Copy every record word for word.

++++++++++++++++++++

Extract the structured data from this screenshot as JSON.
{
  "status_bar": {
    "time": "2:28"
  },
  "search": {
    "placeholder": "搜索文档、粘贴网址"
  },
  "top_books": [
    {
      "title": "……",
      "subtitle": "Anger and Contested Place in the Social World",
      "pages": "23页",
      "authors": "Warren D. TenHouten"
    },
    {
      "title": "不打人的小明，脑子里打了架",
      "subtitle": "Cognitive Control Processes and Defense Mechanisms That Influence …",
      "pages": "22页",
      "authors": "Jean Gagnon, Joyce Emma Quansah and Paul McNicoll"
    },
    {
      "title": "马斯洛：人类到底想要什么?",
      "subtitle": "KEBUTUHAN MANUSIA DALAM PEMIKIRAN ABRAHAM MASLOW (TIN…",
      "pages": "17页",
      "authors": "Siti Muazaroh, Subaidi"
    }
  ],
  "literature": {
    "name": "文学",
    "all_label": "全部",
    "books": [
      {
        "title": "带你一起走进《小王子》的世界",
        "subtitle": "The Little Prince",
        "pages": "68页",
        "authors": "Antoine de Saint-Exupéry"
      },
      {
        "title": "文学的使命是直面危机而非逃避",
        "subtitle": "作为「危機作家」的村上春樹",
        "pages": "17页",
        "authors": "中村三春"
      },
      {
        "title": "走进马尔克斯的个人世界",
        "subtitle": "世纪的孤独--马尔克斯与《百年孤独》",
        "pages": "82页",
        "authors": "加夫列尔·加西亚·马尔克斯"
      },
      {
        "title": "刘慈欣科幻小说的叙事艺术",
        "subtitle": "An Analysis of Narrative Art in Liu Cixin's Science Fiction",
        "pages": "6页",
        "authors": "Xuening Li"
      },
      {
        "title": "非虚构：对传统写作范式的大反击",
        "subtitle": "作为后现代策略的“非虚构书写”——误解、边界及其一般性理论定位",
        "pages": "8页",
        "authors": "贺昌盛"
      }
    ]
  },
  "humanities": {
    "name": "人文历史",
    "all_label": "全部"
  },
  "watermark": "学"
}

++++++++++++++++++++

**Exercise response**
Extract the structured data from this screenshot as JSON.
{
  "status_bar": {
    "time": "2:28"
  },
  "search": {
    "placeholder": "搜索文档、粘贴网址"
  },
  "top_books": [
    {
      "title": "……",
      "subtitle": "Anger and Contested Place in the Social World",
      "pages": "23页",
      "authors": "Warren D. TenHouten"
    },
    {
      "title": "不打人的小明，脑子里打了架",
      "subtitle": "Cognitive Control Processes and Defense Mechanisms That Influence …",
      "pages": "22页",
      "authors": "Jean Gagnon, Joyce Emma Quansah and Paul McNicoll"
    },
    {
      "title": "马斯洛：人类到底想要什么?",
      "subtitle": "KEBUTUHAN MANUSIA DALAM PEMIKIRAN ABRAHAM MASLOW (TIN…",
      "pages": "17页",
      "authors": "Siti Muazaroh, Subaidi"
    }
  ],
  "literature": {
    "name": "文学",
    "all_label": "全部",
    "books": [
      {
        "title": "带你一起走进《小王子》的世界",
        "subtitle": "The Little Prince",
        "pages": "68页",
        "authors": "Antoine de Saint-Exupéry"
      },
      {
        "title": "文学的使命是直面危机而非逃避",
        "subtitle": "作为「危機作家」的村上春樹",
        "pages": "17页",
        "authors": "中村三春"
      },
      {
        "title": "走进马尔克斯的个人世界",
        "subtitle": "世纪的孤独--马尔克斯与《百年孤独》",
        "pages": "82页",
        "authors": "加夫列尔·加西亚·马尔克斯"
      },
      {
        "title": "刘慈欣科幻小说的叙事艺术",
        "subtitle": "An Analysis of Narrative Art in Liu Cixin's Science Fiction",
        "pages": "6页",
        "authors": "Xuening Li"
      },
      {
        "title": "非虚构：对传统写作范式的大反击",
        "subtitle": "作为后现代策略的“非虚构书写”——误解、边界及其一般性理论定位",
        "pages": "8页",
        "authors": "贺昌盛"
      }
    ]
  },
  "humanities": {
    "name": "人文历史",
    "all_label": "全部"
  },
  "watermark": "学"
}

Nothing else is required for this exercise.